All material below is to be reproduced exactly.
>> start Exercise data
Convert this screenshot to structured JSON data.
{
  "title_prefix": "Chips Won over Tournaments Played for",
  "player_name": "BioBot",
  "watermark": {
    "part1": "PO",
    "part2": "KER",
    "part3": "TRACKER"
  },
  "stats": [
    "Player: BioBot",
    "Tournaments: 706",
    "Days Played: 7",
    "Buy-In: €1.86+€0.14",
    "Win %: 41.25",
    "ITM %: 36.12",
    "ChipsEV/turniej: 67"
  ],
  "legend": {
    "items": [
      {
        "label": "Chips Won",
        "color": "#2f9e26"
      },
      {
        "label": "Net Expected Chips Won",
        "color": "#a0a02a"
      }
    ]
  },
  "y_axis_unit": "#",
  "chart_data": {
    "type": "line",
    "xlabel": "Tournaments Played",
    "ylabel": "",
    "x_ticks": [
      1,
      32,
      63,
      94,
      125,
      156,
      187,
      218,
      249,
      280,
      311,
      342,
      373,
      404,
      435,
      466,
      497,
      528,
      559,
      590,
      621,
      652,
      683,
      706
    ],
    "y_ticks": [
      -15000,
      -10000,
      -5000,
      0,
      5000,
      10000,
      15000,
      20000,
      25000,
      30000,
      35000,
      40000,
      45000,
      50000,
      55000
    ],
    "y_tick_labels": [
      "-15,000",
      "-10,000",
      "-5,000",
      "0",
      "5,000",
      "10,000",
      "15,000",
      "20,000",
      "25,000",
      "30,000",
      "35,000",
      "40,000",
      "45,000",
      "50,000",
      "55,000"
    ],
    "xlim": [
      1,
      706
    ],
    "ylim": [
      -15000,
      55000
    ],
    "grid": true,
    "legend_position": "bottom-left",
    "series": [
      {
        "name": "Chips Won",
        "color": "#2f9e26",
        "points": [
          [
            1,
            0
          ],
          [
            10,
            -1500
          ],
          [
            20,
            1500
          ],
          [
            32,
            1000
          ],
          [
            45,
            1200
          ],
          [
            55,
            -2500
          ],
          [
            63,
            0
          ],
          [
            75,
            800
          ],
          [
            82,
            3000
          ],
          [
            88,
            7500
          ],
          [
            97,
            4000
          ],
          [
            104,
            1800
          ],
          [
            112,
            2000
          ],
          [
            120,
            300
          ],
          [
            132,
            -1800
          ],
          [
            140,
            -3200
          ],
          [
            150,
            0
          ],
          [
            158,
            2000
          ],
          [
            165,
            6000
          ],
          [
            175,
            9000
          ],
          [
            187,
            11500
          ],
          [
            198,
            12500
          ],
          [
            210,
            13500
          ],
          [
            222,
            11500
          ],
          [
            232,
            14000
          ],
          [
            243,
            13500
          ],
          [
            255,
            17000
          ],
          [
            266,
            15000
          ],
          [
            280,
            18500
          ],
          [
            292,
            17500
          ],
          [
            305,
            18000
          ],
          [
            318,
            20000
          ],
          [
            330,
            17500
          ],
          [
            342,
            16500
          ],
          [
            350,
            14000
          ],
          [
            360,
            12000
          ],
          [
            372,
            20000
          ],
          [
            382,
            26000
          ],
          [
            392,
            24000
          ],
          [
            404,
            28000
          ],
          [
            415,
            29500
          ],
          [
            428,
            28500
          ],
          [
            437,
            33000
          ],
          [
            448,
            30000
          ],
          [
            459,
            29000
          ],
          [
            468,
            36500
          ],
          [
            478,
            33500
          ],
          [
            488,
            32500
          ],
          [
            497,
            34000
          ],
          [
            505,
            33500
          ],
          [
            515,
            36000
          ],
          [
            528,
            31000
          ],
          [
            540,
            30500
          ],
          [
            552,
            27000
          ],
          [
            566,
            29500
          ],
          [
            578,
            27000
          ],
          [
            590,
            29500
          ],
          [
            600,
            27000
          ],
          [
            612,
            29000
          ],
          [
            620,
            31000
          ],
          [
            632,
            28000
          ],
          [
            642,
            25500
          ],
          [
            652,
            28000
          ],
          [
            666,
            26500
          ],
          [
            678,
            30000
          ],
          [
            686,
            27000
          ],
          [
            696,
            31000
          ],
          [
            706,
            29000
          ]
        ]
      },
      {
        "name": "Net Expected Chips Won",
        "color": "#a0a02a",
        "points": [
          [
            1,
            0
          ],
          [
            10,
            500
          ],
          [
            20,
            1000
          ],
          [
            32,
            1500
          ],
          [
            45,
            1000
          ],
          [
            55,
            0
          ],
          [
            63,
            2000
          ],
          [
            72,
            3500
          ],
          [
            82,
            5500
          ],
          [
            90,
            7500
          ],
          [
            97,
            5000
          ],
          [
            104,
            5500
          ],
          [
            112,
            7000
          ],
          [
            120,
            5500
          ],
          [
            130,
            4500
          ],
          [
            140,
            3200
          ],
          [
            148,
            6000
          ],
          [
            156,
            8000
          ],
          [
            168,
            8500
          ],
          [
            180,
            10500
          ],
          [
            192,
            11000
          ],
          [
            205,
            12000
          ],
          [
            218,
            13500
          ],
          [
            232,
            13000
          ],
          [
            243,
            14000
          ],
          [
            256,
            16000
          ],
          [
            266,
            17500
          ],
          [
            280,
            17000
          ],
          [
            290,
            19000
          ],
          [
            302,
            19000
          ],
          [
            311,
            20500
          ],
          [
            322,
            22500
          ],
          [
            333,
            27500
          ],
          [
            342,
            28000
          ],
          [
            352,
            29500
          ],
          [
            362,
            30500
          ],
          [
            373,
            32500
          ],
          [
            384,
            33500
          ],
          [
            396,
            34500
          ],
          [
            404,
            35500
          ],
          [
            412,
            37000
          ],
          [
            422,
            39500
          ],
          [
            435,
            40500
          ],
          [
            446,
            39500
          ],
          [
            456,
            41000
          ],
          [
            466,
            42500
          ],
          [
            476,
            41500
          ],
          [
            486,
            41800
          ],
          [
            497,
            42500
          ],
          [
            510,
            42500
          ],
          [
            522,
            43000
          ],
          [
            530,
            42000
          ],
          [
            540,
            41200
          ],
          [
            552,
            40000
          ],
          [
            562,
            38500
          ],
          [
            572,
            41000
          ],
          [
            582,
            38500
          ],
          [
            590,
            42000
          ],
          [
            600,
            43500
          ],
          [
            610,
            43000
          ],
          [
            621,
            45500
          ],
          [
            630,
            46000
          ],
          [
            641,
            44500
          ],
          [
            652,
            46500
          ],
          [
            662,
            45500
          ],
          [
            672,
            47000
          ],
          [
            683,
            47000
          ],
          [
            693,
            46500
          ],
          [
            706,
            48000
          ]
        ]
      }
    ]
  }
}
>> end Exercise data
**Finished exercise:**
Convert this screenshot to structured JSON data.
{
  "title_prefix": "Chips Won over Tournaments Played for",
  "player_name": "BioBot",
  "watermark": {
    "part1": "PO",
    "part2": "KER",
    "part3": "TRACKER"
  },
  "stats": [
    "Player: BioBot",
    "Tournaments: 706",
    "Days Played: 7",
    "Buy-In: €1.86+€0.14",
    "Win %: 41.25",
    "ITM %: 36.12",
    "ChipsEV/turniej: 67"
  ],
  "legend": {
    "items": [
      {
        "label": "Chips Won",
        "color": "#2f9e26"
      },
      {
        "label": "Net Expected Chips Won",
        "color": "#a0a02a"
      }
    ]
  },
  "y_axis_unit": "#",
  "chart_data": {
    "type": "line",
    "xlabel": "Tournaments Played",
    "ylabel": "",
    "x_ticks": [
      1,
      32,
      63,
      94,
      125,
      156,
      187,
      218,
      249,
      280,
      311,
      342,
      373,
      404,
      435,
      466,
      497,
      528,
      559,
      590,
      621,
      652,
      683,
      706
    ],
    "y_ticks": [
      -15000,
      -10000,
      -5000,
      0,
      5000,
      10000,
      15000,
      20000,
      25000,
      30000,
      35000,
      40000,
      45000,
      50000,
      55000
    ],
    "y_tick_labels": [
      "-15,000",
      "-10,000",
      "-5,000",
      "0",
      "5,000",
      "10,000",
      "15,000",
      "20,000",
      "25,000",
      "30,000",
      "35,000",
      "40,000",
      "45,000",
      "50,000",
      "55,000"
    ],
    "xlim": [
      1,
      706
    ],
    "ylim": [
      -15000,
      55000
    ],
    "grid": true,
    "legend_position": "bottom-left",
    "series": [
      {
        "name": "Chips Won",
        "color": "#2f9e26",
        "points": [
          [
            1,
            0
          ],
          [
            10,
            -1500
          ],
          [
            20,
            1500
          ],
          [
            32,
            1000
          ],
          [
            45,
            1200
          ],
          [
            55,
            -2500
          ],
          [
            63,
            0
          ],
          [
            75,
            800
          ],
          [
            82,
            3000
          ],
          [
            88,
            7500
          ],
          [
            97,
            4000
          ],
          [
            104,
            1800
          ],
          [
            112,
            2000
          ],
          [
            120,
            300
          ],
          [
            132,
            -1800
          ],
          [
            140,
            -3200
          ],
          [
            150,
            0
          ],
          [
            158,
            2000
          ],
          [
            165,
            6000
          ],
          [
            175,
            9000
          ],
          [
            187,
            11500
          ],
          [
            198,
            12500
          ],
          [
            210,
            13500
          ],
          [
            222,
            11500
          ],
          [
            232,
            14000
          ],
          [
            243,
            13500
          ],
          [
            255,
            17000
          ],
          [
            266,
            15000
          ],
          [
            280,
            18500
          ],
          [
            292,
            17500
          ],
          [
            305,
            18000
          ],
          [
            318,
            20000
          ],
          [
            330,
            17500
          ],
          [
            342,
            16500
          ],
          [
            350,
            14000
          ],
          [
            360,
            12000
          ],
          [
            372,
            20000
          ],
          [
            382,
            26000
          ],
          [
            392,
            24000
          ],
          [
            404,
            28000
          ],
          [
            415,
            29500
          ],
          [
            428,
            28500
          ],
          [
            437,
            33000
          ],
          [
            448,
            30000
          ],
          [
            459,
            29000
          ],
          [
            468,
            36500
          ],
          [
            478,
            33500
          ],
          [
            488,
            32500
          ],
          [
            497,
            34000
          ],
          [
            505,
            33500
          ],
          [
            515,
            36000
          ],
          [
            528,
            31000
          ],
          [
            540,
            30500
          ],
          [
            552,
            27000
          ],
          [
            566,
            29500
          ],
          [
            578,
            27000
          ],
          [
            590,
            29500
          ],
          [
            600,
            27000
          ],
          [
            612,
            29000
          ],
          [
            620,
            31000
          ],
          [
            632,
            28000
          ],
          [
            642,
            25500
          ],
          [
            652,
            28000
          ],
          [
            666,
            26500
          ],
          [
            678,
            30000
          ],
          [
            686,
            27000
          ],
          [
            696,
            31000
          ],
          [
            706,
            29000
          ]
        ]
      },
      {
        "name": "Net Expected Chips Won",
        "color": "#a0a02a",
        "points": [
          [
            1,
            0
          ],
          [
            10,
            500
          ],
          [
            20,
            1000
          ],
          [
            32,
            1500
          ],
          [
            45,
            1000
          ],
          [
            55,
            0
          ],
          [
            63,
            2000
          ],
          [
            72,
            3500
          ],
          [
            82,
            5500
          ],
          [
            90,
            7500
          ],
          [
            97,
            5000
          ],
          [
            104,
            5500
          ],
          [
            112,
            7000
          ],
          [
            120,
            5500
          ],
          [
            130,
            4500
          ],
          [
            140,
            3200
          ],
          [
            148,
            6000
          ],
          [
            156,
            8000
          ],
          [
            168,
            8500
          ],
          [
            180,
            10500
          ],
          [
            192,
            11000
          ],
          [
            205,
            12000
          ],
          [
            218,
            13500
          ],
          [
            232,
            13000
          ],
          [
            243,
            14000
          ],
          [
            256,
            16000
          ],
          [
            266,
            17500
          ],
          [
            280,
            17000
          ],
          [
            290,
            19000
          ],
          [
            302,
            19000
          ],
          [
            311,
            20500
          ],
          [
            322,
            22500
          ],
          [
            333,
            27500
          ],
          [
            342,
            28000
          ],
          [
            352,
            29500
          ],
          [
            362,
            30500
          ],
          [
            373,
            32500
          ],
          [
            384,
            33500
          ],
          [
            396,
            34500
          ],
          [
            404,
            35500
          ],
          [
            412,
            37000
          ],
          [
            422,
            39500
          ],
          [
            435,
            40500
          ],
          [
            446,
            39500
          ],
          [
            456,
            41000
          ],
          [
            466,
            42500
          ],
          [
            476,
            41500
          ],
          [
            486,
            41800
          ],
          [
            497,
            42500
          ],
          [
            510,
            42500
          ],
          [
            522,
            43000
          ],
          [
            530,
            42000
          ],
          [
            540,
            41200
          ],
          [
            552,
            40000
          ],
          [
            562,
            38500
          ],
          [
            572,
            41000
          ],
          [
            582,
            38500
          ],
          [
            590,
            42000
          ],
          [
            600,
            43500
          ],
          [
            610,
            43000
          ],
          [
            621,
            45500
          ],
          [
            630,
            46000
          ],
          [
            641,
            44500
          ],
          [
            652,
            46500
          ],
          [
            662,
            45500
          ],
          [
            672,
            47000
          ],
          [
            683,
            47000
          ],
          [
            693,
            46500
          ],
          [
            706,
            48000
          ]
        ]
      }
    ]
  }
}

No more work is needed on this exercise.